** start DATA LINES **

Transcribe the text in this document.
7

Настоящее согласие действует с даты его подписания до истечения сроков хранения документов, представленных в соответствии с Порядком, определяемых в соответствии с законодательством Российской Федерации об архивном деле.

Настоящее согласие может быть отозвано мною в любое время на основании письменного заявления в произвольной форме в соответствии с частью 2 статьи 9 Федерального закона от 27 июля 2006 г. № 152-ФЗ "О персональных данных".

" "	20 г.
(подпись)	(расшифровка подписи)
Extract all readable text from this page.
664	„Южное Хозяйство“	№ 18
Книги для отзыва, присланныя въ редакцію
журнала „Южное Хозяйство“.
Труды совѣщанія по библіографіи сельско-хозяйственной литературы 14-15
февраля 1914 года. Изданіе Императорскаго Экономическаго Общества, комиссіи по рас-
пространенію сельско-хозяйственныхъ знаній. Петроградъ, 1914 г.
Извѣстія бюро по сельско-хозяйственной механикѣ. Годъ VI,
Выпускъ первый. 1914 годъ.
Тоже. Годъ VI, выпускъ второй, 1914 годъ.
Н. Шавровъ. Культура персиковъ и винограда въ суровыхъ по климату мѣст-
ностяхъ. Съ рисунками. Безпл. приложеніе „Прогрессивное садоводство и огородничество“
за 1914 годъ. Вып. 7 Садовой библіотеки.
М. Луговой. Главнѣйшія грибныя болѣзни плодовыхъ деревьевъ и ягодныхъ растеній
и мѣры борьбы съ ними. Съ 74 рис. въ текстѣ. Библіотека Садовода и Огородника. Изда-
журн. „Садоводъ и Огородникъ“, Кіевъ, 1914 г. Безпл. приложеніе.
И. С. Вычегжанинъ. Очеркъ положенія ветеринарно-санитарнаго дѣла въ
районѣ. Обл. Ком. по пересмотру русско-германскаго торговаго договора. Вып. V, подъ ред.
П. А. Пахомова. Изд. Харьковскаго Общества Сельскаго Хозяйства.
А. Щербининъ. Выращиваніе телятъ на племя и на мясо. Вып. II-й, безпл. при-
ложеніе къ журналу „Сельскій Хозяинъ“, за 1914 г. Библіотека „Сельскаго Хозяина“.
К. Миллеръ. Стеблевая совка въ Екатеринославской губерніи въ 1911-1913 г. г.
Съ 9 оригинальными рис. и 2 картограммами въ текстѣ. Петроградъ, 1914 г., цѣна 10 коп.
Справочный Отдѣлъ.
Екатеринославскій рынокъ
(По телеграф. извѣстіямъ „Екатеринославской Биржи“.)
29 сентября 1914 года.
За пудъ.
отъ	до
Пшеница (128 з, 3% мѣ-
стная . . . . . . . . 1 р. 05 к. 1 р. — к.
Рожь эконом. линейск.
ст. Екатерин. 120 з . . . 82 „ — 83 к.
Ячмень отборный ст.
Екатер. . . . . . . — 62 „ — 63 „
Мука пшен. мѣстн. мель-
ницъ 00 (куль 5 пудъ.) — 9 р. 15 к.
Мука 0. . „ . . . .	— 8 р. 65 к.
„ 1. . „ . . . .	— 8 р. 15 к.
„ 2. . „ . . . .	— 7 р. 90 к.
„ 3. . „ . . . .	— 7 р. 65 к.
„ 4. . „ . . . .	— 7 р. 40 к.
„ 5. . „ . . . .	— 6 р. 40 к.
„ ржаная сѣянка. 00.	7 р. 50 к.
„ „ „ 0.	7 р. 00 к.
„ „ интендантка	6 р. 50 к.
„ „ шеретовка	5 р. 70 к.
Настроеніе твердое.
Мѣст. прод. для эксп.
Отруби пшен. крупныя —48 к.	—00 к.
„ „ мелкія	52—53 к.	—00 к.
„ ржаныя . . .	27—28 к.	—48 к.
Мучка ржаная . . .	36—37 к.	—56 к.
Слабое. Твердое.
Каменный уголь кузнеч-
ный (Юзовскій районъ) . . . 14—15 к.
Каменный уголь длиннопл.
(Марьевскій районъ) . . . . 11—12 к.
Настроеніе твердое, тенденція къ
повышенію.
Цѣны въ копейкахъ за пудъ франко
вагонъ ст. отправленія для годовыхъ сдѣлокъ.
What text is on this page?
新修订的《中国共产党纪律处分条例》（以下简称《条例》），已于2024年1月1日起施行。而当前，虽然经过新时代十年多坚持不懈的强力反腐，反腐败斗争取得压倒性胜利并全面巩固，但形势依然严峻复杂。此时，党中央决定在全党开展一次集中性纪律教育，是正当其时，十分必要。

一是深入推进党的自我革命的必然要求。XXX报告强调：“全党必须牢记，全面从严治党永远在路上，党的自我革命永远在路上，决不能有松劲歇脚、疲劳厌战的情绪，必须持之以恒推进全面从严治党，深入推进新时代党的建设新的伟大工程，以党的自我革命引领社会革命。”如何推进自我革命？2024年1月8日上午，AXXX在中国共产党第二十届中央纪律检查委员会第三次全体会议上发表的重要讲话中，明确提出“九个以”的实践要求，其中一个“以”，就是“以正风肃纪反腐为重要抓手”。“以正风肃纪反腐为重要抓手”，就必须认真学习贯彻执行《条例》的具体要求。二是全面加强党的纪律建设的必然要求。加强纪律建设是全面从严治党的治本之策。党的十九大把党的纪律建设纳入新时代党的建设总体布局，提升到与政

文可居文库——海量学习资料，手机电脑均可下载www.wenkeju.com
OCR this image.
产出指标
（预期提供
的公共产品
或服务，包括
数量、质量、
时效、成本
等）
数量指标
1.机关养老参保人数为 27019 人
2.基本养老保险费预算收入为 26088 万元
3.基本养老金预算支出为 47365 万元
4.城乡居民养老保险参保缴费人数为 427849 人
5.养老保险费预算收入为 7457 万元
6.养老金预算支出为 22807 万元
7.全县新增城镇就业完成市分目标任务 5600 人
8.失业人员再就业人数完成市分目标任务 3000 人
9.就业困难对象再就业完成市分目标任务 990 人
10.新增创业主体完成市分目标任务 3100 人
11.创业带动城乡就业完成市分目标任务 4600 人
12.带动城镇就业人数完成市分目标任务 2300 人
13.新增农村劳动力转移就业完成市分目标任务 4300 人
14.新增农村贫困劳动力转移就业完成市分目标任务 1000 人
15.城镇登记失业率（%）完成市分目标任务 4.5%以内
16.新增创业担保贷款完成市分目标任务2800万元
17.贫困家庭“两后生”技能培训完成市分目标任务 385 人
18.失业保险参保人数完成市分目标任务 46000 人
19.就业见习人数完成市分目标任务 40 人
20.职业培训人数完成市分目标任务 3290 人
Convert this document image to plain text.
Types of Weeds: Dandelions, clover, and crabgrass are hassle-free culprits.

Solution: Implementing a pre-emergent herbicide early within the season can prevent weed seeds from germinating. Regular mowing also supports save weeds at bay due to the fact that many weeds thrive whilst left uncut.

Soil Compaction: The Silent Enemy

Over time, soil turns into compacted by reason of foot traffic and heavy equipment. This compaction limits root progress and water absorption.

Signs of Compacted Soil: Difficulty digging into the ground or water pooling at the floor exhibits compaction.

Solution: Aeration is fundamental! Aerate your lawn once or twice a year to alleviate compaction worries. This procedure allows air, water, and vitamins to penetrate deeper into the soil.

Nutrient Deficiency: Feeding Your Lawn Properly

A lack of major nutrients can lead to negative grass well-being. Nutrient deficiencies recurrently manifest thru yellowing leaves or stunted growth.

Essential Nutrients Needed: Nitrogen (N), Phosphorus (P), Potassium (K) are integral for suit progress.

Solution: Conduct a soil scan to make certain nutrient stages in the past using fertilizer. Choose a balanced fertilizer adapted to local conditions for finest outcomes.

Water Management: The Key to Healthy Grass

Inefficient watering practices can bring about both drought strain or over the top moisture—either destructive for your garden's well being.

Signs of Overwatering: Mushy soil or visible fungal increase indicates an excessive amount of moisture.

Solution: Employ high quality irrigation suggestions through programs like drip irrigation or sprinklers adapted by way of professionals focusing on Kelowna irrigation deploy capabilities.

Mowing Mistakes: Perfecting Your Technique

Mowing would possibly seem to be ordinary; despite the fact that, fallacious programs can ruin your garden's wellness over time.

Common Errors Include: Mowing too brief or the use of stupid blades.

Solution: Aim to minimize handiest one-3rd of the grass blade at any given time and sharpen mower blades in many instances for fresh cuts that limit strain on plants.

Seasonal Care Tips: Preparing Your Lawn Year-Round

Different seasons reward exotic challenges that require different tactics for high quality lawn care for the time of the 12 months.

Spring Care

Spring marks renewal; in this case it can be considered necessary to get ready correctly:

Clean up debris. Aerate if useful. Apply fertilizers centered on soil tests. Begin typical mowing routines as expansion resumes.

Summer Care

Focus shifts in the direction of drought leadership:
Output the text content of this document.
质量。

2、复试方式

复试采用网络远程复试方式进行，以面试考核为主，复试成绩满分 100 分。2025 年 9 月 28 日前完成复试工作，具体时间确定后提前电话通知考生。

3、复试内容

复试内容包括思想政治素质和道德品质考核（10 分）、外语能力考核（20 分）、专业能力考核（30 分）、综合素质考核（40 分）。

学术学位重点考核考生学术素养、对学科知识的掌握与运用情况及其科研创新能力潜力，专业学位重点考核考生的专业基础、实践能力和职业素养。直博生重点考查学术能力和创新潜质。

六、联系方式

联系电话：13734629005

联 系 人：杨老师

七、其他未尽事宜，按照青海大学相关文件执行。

** end DATA LINES **

● DIRECTIVE
All lines of the data above that include the word "районъ" must be shown.

● EXERCISE RESULT
ный (Юзовскій районъ) . . . 14—15 к.
(Марьевскій районъ) . . . . 11—12 к.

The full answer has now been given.